• **WHAT NEEDS TO BE DONE**
Below are some records. Say how many of their lines contain the string "expenses", and give nothing but the number.

....

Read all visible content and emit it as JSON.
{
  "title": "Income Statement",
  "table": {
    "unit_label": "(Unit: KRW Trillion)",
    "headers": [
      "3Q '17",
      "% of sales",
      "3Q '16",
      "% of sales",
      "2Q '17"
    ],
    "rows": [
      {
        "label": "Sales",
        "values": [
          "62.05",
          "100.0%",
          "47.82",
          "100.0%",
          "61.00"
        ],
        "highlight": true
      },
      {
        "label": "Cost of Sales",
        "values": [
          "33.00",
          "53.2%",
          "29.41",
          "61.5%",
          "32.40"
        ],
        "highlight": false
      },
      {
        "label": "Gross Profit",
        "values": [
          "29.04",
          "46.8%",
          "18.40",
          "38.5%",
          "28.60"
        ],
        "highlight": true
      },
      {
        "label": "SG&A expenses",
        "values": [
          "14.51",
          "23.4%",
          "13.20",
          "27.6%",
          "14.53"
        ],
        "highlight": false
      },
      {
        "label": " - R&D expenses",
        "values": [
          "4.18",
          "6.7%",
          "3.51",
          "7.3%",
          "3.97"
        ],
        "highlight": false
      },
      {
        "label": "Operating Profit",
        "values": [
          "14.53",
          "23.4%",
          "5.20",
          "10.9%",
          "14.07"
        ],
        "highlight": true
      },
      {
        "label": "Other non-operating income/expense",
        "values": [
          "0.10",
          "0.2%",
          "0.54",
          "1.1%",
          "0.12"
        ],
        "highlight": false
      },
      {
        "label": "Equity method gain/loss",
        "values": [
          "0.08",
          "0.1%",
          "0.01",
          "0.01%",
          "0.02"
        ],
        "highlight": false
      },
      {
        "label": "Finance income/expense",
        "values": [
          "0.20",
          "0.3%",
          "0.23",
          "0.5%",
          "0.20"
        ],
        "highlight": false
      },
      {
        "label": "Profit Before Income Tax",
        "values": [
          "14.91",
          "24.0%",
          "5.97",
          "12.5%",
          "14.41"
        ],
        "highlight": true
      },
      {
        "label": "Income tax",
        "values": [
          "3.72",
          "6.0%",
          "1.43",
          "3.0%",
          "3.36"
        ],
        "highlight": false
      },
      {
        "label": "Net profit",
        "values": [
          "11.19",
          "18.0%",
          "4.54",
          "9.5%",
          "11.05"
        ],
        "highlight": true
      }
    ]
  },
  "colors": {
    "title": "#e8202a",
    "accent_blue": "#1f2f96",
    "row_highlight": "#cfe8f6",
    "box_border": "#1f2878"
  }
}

....

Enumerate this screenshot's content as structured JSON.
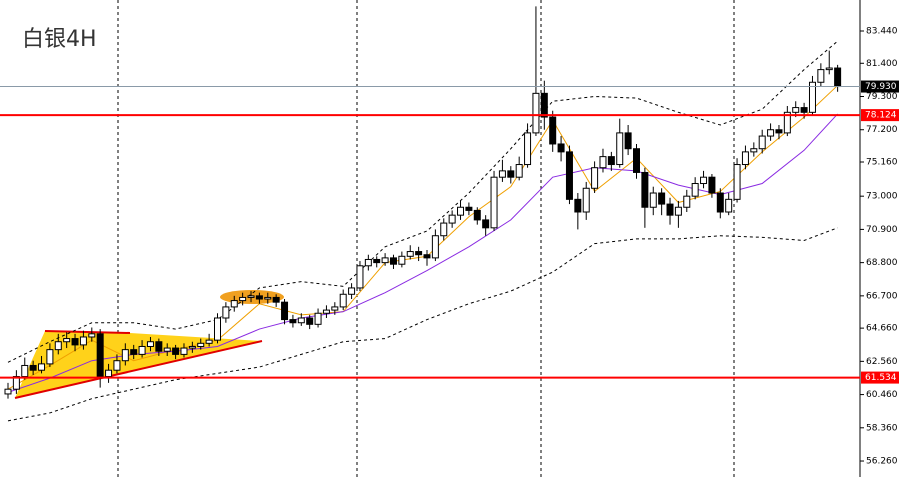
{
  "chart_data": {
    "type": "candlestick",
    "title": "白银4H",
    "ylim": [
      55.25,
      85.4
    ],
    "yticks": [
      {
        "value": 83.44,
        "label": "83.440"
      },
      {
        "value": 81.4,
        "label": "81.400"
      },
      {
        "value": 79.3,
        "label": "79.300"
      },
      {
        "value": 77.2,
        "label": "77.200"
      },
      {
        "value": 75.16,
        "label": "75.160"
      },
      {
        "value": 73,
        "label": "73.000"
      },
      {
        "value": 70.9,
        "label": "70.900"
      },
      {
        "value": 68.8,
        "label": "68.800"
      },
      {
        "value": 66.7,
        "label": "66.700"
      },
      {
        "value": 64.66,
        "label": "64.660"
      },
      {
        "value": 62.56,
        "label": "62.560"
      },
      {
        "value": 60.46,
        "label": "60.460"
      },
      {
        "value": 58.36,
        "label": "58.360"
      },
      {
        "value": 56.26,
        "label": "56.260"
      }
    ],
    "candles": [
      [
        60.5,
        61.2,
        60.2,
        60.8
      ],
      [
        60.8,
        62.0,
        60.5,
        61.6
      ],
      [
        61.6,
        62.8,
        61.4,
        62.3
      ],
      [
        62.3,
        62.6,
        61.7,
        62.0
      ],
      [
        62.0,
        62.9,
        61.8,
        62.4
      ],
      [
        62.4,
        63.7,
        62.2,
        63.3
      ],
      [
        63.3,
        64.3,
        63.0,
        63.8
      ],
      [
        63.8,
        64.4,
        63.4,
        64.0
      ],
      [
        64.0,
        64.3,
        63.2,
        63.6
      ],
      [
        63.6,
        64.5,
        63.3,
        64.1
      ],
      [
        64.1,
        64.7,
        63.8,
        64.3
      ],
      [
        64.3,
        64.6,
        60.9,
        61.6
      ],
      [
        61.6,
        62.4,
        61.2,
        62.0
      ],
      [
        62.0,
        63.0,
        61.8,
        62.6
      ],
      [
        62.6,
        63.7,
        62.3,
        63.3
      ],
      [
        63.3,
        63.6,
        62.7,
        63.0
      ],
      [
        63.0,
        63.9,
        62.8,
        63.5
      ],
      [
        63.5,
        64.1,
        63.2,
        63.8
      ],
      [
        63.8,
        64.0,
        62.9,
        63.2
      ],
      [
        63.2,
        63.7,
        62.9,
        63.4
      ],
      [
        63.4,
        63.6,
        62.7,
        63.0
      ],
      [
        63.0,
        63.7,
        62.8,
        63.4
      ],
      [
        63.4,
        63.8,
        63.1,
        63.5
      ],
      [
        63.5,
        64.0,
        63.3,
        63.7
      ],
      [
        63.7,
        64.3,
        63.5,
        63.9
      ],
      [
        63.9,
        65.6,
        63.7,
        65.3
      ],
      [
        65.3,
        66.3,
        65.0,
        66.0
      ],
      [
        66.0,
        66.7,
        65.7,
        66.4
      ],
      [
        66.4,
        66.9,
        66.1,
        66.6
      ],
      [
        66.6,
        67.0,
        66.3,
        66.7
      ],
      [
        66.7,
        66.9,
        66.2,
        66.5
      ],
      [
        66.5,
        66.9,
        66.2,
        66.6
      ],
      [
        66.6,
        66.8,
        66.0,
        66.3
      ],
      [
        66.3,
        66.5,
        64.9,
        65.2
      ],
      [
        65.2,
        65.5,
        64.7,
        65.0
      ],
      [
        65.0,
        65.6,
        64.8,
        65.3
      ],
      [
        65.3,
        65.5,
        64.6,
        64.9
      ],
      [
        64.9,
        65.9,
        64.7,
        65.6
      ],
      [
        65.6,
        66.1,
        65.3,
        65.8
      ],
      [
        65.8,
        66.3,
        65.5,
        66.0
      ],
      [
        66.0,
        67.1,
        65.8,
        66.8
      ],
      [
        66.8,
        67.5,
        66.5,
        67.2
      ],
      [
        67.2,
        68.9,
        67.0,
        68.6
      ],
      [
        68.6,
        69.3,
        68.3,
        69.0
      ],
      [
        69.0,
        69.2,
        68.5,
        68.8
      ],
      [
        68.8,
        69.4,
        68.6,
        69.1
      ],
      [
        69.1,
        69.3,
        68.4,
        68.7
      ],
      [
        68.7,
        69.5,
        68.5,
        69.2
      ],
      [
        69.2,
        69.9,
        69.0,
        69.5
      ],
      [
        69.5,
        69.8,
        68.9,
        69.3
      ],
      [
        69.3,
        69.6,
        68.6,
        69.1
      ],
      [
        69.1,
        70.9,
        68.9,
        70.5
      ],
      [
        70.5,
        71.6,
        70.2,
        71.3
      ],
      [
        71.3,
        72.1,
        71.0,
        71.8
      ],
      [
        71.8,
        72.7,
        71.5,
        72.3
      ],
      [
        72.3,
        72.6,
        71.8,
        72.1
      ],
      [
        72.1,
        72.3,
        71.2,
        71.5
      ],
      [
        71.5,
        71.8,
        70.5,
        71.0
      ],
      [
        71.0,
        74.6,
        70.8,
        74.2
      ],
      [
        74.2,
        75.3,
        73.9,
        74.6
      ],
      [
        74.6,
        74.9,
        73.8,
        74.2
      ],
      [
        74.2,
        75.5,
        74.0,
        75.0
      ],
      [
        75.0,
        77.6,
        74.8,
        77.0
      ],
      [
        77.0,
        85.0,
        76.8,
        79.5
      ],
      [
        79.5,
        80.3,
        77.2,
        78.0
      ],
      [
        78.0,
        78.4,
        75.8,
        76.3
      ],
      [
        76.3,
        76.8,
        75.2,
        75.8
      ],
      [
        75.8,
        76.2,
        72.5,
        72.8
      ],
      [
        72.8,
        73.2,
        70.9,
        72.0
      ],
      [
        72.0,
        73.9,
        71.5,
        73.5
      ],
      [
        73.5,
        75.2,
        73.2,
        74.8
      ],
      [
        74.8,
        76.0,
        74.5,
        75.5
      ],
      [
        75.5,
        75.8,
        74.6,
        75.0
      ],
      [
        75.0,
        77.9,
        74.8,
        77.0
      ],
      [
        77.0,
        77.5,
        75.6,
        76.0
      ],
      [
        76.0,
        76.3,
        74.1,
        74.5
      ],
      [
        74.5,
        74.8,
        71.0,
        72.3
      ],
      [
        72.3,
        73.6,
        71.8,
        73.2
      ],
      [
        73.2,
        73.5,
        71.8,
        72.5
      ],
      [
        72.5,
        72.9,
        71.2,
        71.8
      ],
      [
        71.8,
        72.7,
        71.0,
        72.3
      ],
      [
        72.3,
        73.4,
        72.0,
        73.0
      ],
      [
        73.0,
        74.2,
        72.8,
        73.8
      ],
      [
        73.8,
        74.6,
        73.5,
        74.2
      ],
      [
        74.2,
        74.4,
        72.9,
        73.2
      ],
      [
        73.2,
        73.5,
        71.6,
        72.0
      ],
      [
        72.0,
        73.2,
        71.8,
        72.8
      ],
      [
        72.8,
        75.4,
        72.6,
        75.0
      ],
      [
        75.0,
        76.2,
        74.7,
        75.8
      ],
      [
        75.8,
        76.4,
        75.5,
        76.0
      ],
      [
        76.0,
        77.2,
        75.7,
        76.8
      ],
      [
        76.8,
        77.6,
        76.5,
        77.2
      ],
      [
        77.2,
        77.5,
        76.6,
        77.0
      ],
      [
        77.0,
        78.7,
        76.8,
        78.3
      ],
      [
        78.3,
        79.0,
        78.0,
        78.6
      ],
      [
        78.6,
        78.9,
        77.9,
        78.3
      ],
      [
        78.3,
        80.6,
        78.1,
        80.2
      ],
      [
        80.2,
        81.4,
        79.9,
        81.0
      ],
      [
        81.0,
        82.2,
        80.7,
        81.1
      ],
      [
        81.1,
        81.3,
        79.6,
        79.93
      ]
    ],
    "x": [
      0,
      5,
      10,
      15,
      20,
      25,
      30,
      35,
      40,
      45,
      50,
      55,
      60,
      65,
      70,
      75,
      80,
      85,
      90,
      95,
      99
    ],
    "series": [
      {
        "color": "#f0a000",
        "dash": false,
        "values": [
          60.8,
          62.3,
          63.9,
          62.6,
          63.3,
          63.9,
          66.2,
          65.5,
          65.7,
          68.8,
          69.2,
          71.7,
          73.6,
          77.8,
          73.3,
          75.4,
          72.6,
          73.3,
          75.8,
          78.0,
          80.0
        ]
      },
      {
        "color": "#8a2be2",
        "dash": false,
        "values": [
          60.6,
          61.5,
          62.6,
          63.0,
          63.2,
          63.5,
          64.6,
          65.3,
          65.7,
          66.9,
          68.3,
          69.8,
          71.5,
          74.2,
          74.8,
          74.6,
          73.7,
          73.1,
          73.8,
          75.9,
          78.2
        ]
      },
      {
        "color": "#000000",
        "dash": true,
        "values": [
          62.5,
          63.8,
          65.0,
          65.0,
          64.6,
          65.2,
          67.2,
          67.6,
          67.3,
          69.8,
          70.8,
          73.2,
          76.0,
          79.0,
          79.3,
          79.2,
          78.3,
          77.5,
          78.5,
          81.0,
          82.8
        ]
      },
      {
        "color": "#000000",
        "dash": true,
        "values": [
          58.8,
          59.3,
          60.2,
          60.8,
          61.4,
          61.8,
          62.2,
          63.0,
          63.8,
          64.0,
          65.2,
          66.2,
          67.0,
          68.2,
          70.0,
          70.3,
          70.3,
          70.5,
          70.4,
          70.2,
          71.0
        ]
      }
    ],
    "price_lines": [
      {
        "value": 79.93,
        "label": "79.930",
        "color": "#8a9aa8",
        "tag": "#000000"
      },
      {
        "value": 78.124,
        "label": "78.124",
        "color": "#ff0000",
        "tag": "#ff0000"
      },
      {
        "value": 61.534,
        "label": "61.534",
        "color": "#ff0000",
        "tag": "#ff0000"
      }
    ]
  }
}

....

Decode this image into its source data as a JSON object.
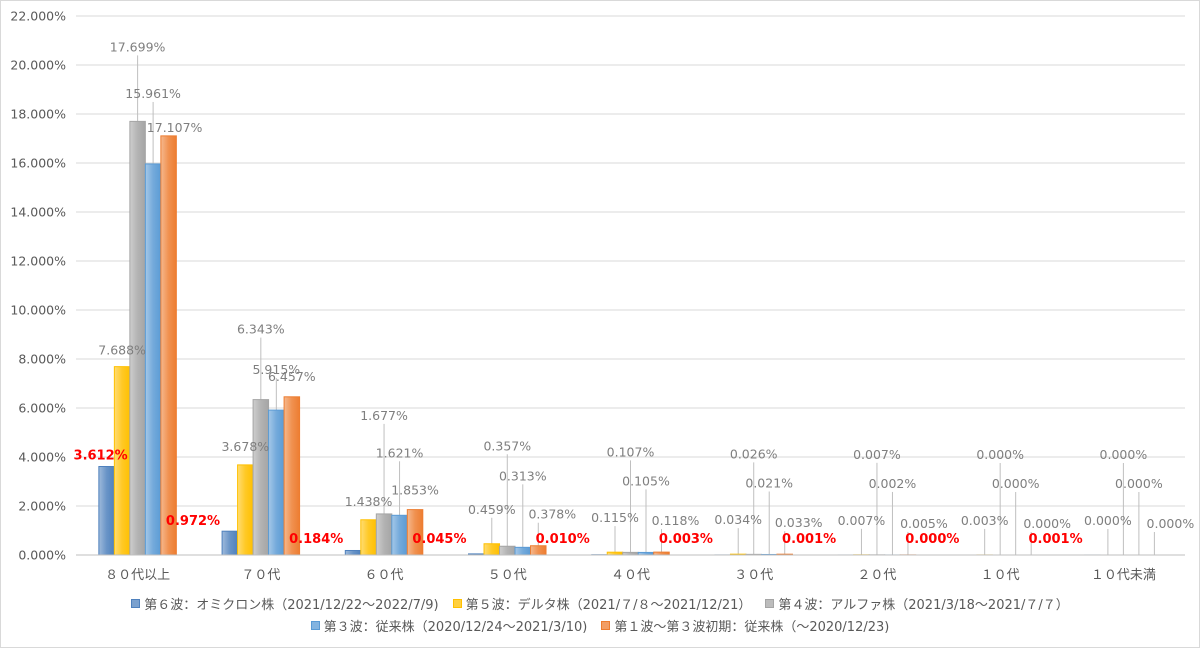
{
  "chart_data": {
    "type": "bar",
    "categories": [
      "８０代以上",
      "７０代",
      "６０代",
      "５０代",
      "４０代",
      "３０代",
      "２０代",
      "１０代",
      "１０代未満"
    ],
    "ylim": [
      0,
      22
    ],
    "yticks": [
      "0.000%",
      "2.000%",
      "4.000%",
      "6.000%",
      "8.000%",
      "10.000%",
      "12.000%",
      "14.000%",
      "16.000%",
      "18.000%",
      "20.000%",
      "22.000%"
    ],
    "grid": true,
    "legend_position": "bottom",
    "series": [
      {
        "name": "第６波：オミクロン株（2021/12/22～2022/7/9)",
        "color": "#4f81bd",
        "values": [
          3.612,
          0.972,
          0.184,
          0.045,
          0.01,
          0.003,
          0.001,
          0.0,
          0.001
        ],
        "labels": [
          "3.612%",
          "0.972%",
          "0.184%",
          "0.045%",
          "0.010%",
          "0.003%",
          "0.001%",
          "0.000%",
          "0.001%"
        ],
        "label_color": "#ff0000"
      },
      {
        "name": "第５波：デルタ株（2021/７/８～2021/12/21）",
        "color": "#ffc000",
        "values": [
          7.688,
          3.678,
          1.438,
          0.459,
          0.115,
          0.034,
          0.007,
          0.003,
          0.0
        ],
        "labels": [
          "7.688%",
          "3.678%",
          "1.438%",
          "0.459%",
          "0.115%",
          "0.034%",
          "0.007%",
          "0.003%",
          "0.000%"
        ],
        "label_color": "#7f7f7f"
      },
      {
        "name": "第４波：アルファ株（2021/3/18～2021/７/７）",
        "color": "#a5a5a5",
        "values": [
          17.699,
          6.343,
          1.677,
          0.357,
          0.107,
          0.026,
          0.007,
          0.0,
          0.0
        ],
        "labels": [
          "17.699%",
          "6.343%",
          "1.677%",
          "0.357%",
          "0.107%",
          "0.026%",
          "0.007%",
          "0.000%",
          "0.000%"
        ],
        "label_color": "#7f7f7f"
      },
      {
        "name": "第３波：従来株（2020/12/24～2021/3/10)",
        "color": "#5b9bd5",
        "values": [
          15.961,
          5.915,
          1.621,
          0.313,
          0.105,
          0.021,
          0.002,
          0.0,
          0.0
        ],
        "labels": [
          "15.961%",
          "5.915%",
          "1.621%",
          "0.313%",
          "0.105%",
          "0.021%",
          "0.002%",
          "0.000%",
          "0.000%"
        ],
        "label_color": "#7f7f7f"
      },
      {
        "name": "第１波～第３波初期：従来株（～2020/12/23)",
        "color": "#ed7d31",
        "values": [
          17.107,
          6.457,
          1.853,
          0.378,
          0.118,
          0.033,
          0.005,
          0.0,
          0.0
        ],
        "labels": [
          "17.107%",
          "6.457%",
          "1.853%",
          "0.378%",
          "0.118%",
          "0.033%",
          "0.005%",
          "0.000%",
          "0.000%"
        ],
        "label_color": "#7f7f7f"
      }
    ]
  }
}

....

• **SOLUTION**
2